╭─ Recorded information
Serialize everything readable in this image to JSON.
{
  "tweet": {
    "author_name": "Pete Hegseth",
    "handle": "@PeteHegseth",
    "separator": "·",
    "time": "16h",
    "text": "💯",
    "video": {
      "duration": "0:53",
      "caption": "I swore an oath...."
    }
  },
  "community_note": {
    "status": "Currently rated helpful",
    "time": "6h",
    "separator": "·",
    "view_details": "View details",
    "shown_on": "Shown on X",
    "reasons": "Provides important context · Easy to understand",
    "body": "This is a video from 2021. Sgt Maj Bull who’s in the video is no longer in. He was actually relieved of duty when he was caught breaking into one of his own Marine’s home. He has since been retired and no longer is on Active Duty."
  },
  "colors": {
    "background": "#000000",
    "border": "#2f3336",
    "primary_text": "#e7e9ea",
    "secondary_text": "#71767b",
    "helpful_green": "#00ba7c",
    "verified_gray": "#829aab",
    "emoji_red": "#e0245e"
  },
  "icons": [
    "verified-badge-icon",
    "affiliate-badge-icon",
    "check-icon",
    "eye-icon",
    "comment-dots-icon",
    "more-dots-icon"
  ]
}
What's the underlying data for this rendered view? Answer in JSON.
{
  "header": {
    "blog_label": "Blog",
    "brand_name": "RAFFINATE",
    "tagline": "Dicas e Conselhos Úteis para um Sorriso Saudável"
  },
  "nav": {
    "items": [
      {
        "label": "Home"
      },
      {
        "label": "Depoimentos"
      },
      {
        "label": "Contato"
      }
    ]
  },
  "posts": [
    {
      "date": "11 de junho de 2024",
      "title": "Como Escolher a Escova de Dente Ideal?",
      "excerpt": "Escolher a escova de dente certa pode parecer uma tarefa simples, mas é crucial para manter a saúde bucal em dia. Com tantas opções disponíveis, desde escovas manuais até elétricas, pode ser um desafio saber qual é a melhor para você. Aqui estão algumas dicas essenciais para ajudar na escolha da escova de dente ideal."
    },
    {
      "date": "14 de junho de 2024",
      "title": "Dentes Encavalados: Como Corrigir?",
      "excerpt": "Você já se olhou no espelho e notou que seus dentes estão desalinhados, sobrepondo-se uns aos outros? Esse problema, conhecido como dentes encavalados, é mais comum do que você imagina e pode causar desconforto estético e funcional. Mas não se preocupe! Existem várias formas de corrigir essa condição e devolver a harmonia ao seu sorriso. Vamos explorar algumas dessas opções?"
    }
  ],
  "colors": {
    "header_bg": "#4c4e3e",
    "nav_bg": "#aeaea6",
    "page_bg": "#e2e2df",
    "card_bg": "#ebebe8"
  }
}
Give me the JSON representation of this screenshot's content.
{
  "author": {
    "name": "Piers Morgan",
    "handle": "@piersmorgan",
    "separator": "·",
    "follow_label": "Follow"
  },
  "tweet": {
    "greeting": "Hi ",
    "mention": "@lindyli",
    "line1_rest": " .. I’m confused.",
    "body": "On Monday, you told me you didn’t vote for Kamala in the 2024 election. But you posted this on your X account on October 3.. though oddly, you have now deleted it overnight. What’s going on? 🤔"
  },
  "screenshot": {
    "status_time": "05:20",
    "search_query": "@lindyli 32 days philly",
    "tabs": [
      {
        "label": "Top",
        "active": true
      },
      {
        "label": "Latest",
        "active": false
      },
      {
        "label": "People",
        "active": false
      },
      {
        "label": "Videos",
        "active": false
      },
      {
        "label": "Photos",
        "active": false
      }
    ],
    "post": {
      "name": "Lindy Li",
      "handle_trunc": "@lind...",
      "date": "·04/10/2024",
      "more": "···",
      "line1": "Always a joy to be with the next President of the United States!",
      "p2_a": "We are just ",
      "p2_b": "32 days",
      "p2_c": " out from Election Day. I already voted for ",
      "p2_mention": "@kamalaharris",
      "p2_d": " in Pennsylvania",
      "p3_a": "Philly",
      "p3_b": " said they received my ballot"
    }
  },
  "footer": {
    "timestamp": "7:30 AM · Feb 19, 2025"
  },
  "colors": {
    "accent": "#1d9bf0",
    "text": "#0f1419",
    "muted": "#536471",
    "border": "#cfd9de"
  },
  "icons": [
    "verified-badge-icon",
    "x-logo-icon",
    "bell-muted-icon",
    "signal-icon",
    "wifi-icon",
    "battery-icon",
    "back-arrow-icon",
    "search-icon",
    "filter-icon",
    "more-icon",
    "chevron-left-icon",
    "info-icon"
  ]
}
╰─
Each line must be given again exactly as written above.

• Output
Serialize everything readable in this image to JSON.
{
  "tweet": {
    "author_name": "Pete Hegseth",
    "handle": "@PeteHegseth",
    "separator": "·",
    "time": "16h",
    "text": "💯",
    "video": {
      "duration": "0:53",
      "caption": "I swore an oath...."
    }
  },
  "community_note": {
    "status": "Currently rated helpful",
    "time": "6h",
    "separator": "·",
    "view_details": "View details",
    "shown_on": "Shown on X",
    "reasons": "Provides important context · Easy to understand",
    "body": "This is a video from 2021. Sgt Maj Bull who’s in the video is no longer in. He was actually relieved of duty when he was caught breaking into one of his own Marine’s home. He has since been retired and no longer is on Active Duty."
  },
  "colors": {
    "background": "#000000",
    "border": "#2f3336",
    "primary_text": "#e7e9ea",
    "secondary_text": "#71767b",
    "helpful_green": "#00ba7c",
    "verified_gray": "#829aab",
    "emoji_red": "#e0245e"
  },
  "icons": [
    "verified-badge-icon",
    "affiliate-badge-icon",
    "check-icon",
    "eye-icon",
    "comment-dots-icon",
    "more-dots-icon"
  ]
}
What's the underlying data for this rendered view? Answer in JSON.
{
  "header": {
    "blog_label": "Blog",
    "brand_name": "RAFFINATE",
    "tagline": "Dicas e Conselhos Úteis para um Sorriso Saudável"
  },
  "nav": {
    "items": [
      {
        "label": "Home"
      },
      {
        "label": "Depoimentos"
      },
      {
        "label": "Contato"
      }
    ]
  },
  "posts": [
    {
      "date": "11 de junho de 2024",
      "title": "Como Escolher a Escova de Dente Ideal?",
      "excerpt": "Escolher a escova de dente certa pode parecer uma tarefa simples, mas é crucial para manter a saúde bucal em dia. Com tantas opções disponíveis, desde escovas manuais até elétricas, pode ser um desafio saber qual é a melhor para você. Aqui estão algumas dicas essenciais para ajudar na escolha da escova de dente ideal."
    },
    {
      "date": "14 de junho de 2024",
      "title": "Dentes Encavalados: Como Corrigir?",
      "excerpt": "Você já se olhou no espelho e notou que seus dentes estão desalinhados, sobrepondo-se uns aos outros? Esse problema, conhecido como dentes encavalados, é mais comum do que você imagina e pode causar desconforto estético e funcional. Mas não se preocupe! Existem várias formas de corrigir essa condição e devolver a harmonia ao seu sorriso. Vamos explorar algumas dessas opções?"
    }
  ],
  "colors": {
    "header_bg": "#4c4e3e",
    "nav_bg": "#aeaea6",
    "page_bg": "#e2e2df",
    "card_bg": "#ebebe8"
  }
}
Give me the JSON representation of this screenshot's content.
{
  "author": {
    "name": "Piers Morgan",
    "handle": "@piersmorgan",
    "separator": "·",
    "follow_label": "Follow"
  },
  "tweet": {
    "greeting": "Hi ",
    "mention": "@lindyli",
    "line1_rest": " .. I’m confused.",
    "body": "On Monday, you told me you didn’t vote for Kamala in the 2024 election. But you posted this on your X account on October 3.. though oddly, you have now deleted it overnight. What’s going on? 🤔"
  },
  "screenshot": {
    "status_time": "05:20",
    "search_query": "@lindyli 32 days philly",
    "tabs": [
      {
        "label": "Top",
        "active": true
      },
      {
        "label": "Latest",
        "active": false
      },
      {
        "label": "People",
        "active": false
      },
      {
        "label": "Videos",
        "active": false
      },
      {
        "label": "Photos",
        "active": false
      }
    ],
    "post": {
      "name": "Lindy Li",
      "handle_trunc": "@lind...",
      "date": "·04/10/2024",
      "more": "···",
      "line1": "Always a joy to be with the next President of the United States!",
      "p2_a": "We are just ",
      "p2_b": "32 days",
      "p2_c": " out from Election Day. I already voted for ",
      "p2_mention": "@kamalaharris",
      "p2_d": " in Pennsylvania",
      "p3_a": "Philly",
      "p3_b": " said they received my ballot"
    }
  },
  "footer": {
    "timestamp": "7:30 AM · Feb 19, 2025"
  },
  "colors": {
    "accent": "#1d9bf0",
    "text": "#0f1419",
    "muted": "#536471",
    "border": "#cfd9de"
  },
  "icons": [
    "verified-badge-icon",
    "x-logo-icon",
    "bell-muted-icon",
    "signal-icon",
    "wifi-icon",
    "battery-icon",
    "back-arrow-icon",
    "search-icon",
    "filter-icon",
    "more-icon",
    "chevron-left-icon",
    "info-icon"
  ]
}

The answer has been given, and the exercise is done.